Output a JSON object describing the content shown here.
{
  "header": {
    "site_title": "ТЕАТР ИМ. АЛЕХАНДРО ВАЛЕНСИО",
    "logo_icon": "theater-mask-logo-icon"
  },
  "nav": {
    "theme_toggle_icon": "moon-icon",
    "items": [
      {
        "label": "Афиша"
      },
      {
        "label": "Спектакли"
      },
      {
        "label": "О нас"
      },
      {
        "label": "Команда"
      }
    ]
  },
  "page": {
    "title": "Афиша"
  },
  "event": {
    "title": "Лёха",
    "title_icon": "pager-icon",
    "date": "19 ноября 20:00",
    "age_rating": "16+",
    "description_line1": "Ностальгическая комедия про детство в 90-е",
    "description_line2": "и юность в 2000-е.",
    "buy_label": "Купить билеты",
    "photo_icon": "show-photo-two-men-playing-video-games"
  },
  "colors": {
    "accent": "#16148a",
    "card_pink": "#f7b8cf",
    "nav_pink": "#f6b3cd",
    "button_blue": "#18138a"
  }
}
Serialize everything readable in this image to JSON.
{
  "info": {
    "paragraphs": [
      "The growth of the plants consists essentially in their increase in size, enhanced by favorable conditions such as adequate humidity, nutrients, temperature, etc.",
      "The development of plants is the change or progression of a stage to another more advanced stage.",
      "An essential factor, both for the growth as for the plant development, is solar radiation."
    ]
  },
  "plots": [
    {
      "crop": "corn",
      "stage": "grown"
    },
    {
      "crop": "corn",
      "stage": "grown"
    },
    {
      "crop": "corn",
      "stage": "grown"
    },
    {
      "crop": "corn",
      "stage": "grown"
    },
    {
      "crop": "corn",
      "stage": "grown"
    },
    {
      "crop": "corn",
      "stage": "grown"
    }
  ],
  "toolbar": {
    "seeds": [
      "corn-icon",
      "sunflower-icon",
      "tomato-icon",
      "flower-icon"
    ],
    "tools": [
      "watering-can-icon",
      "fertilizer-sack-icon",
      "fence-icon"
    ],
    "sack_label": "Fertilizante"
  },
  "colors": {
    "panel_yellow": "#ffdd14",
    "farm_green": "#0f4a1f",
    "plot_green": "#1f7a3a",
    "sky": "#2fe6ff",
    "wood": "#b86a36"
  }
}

### What to work on:
Above are the records. Identify each line that contains the word "growth".

### The result:
      "The growth of the plants consists essentially in their increase in size, enhanced by favorable conditions such as adequate humidity, nutrients, temperature, etc.",
      "An essential factor, both for the growth as for the plant development, is solar radiation."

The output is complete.